Saved entries
▬▬▬

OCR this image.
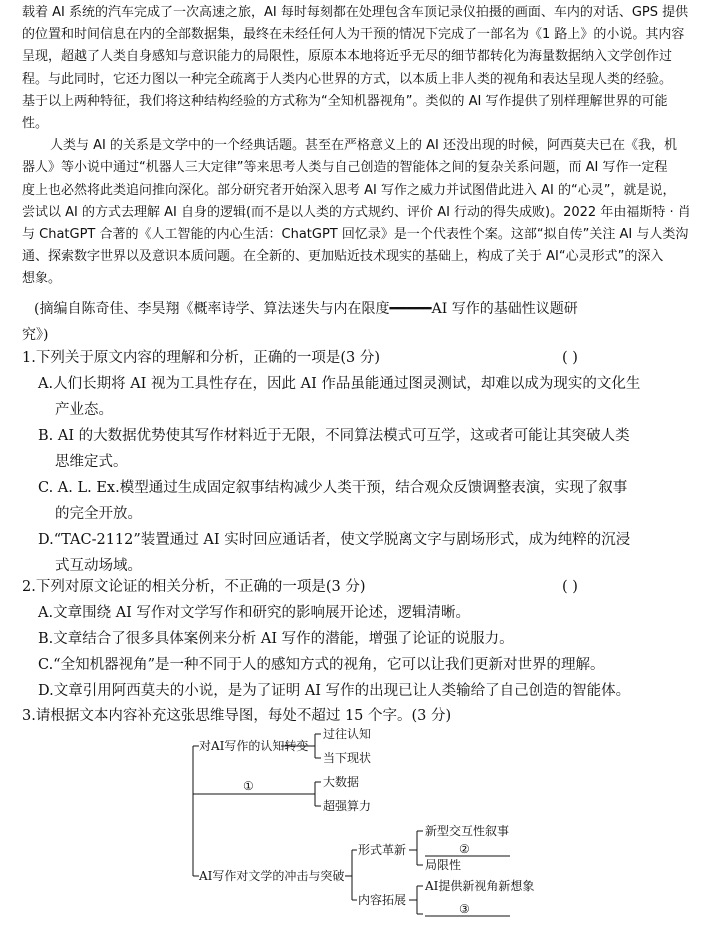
载着 AI 系统的汽车完成了一次高速之旅，AI 每时每刻都在处理包含车顶记录仪拍摄的画面、车内的对话、GPS 提供
的位置和时间信息在内的全部数据集，最终在未经任何人为干预的情况下完成了一部名为《1 路上》的小说。其内容
呈现，超越了人类自身感知与意识能力的局限性，原原本本地将近乎无尽的细节都转化为海量数据纳入文学创作过
程。与此同时，它还力图以一种完全疏离于人类内心世界的方式，以本质上非人类的视角和表达呈现人类的经验。
基于以上两种特征，我们将这种结构经验的方式称为“全知机器视角”。类似的 AI 写作提供了别样理解世界的可能
性。

人类与 AI 的关系是文学中的一个经典话题。甚至在严格意义上的 AI 还没出现的时候，阿西莫夫已在《我，机
器人》等小说中通过“机器人三大定律”等来思考人类与自己创造的智能体之间的复杂关系问题，而 AI 写作一定程
度上也必然将此类追问推向深化。部分研究者开始深入思考 AI 写作之威力并试图借此进入 AI 的“心灵”，就是说，
尝试以 AI 的方式去理解 AI 自身的逻辑(而不是以人类的方式规约、评价 AI 行动的得失成败)。2022 年由福斯特 · 肖
与 ChatGPT 合著的《人工智能的内心生活：ChatGPT 回忆录》是一个代表性个案。这部“拟自传”关注 AI 与人类沟
通、探索数字世界以及意识本质问题。在全新的、更加贴近技术现实的基础上，构成了关于 AI“心灵形式”的深入
想象。

(摘编自陈奇佳、李昊翔《概率诗学、算法迷失与内在限度━━━━━AI 写作的基础性议题研
究》)
1.下列关于原文内容的理解和分析，正确的一项是(3 分)	( )
A.人们长期将 AI 视为工具性存在，因此 AI 作品虽能通过图灵测试，却难以成为现实的文化生
产业态。
B. AI 的大数据优势使其写作材料近于无限，不同算法模式可互学，这或者可能让其突破人类
思维定式。
C. A. L. Ex.模型通过生成固定叙事结构减少人类干预，结合观众反馈调整表演，实现了叙事
的完全开放。
D.“TAC-2112”装置通过 AI 实时回应通话者，使文学脱离文字与剧场形式，成为纯粹的沉浸
式互动场域。
2.下列对原文论证的相关分析，不正确的一项是(3 分)	( )
A.文章围绕 AI 写作对文学写作和研究的影响展开论述，逻辑清晰。
B.文章结合了很多具体案例来分析 AI 写作的潜能，增强了论证的说服力。
C.“全知机器视角”是一种不同于人的感知方式的视角，它可以让我们更新对世界的理解。
D.文章引用阿西莫夫的小说，是为了证明 AI 写作的出现已让人类输给了自己创造的智能体。
3.请根据文本内容补充这张思维导图，每处不超过 15 个字。(3 分)
对AI写作的认知转变
过往认知
当下现状
①	大数据
超强算力
AI写作对文学的冲击与突破
形式革新
新型交互性叙事
②
局限性
内容拓展
AI提供新视角新想象
③
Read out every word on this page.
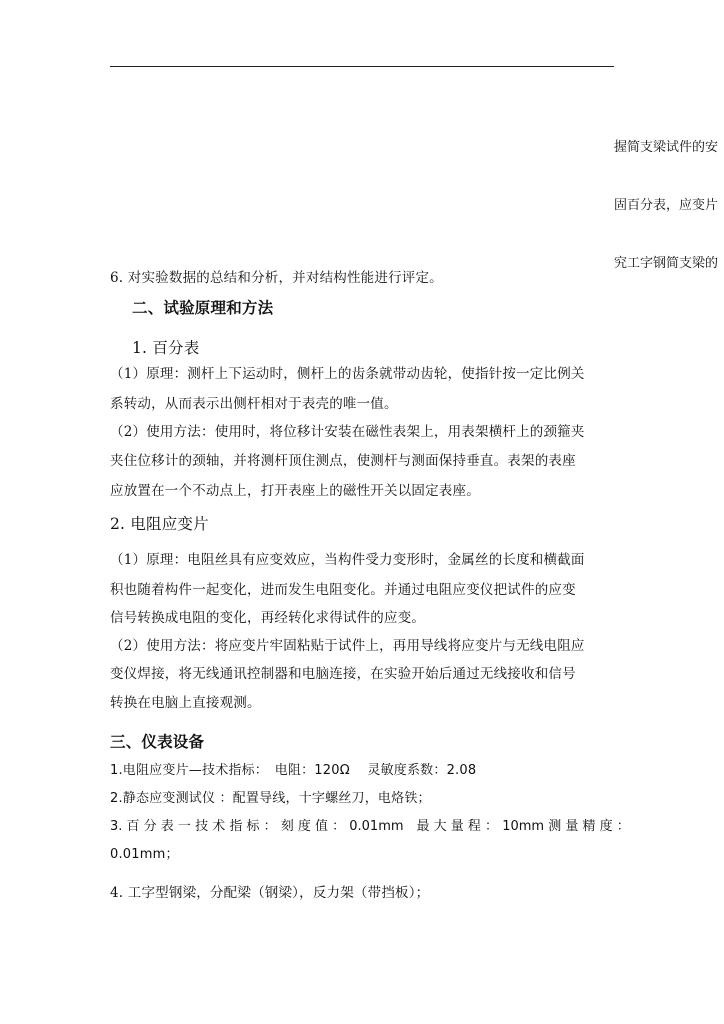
握简支梁试件的安
固百分表，应变片
究工字钢简支梁的
6. 对实验数据的总结和分析，并对结构性能进行评定。
二、试验原理和方法
1. 百分表
（1）原理：测杆上下运动时，侧杆上的齿条就带动齿轮，使指针按一定比例关
系转动，从而表示出侧杆相对于表壳的唯一值。
（2）使用方法：使用时，将位移计安装在磁性表架上，用表架横杆上的颈箍夹
夹住位移计的颈轴，并将测杆顶住测点，使测杆与测面保持垂直。表架的表座
应放置在一个不动点上，打开表座上的磁性开关以固定表座。
2. 电阻应变片
（1）原理：电阻丝具有应变效应，当构件受力变形时，金属丝的长度和横截面
积也随着构件一起变化，进而发生电阻变化。并通过电阻应变仪把试件的应变
信号转换成电阻的变化，再经转化求得试件的应变。
（2）使用方法：将应变片牢固粘贴于试件上，再用导线将应变片与无线电阻应
变仪焊接，将无线通讯控制器和电脑连接，在实验开始后通过无线接收和信号
转换在电脑上直接观测。
三、仪表设备
1.电阻应变片—技术指标：　电阻：120Ω　 灵敏度系数：2.08
2.静态应变测试仪 ：配置导线，十字螺丝刀，电烙铁；
3. 百 分 表 一 技 术 指 标 ： 刻 度 值 ： 0.01mm　最 大 量 程 ： 10mm 测 量 精 度 ：
0.01mm；
4. 工字型钢梁，分配梁（钢梁），反力架（带挡板）；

▬▬▬

**Instructions for the task:** What is the number of lines in the records that contain the string "this"? Give only that number.

**The output:** 2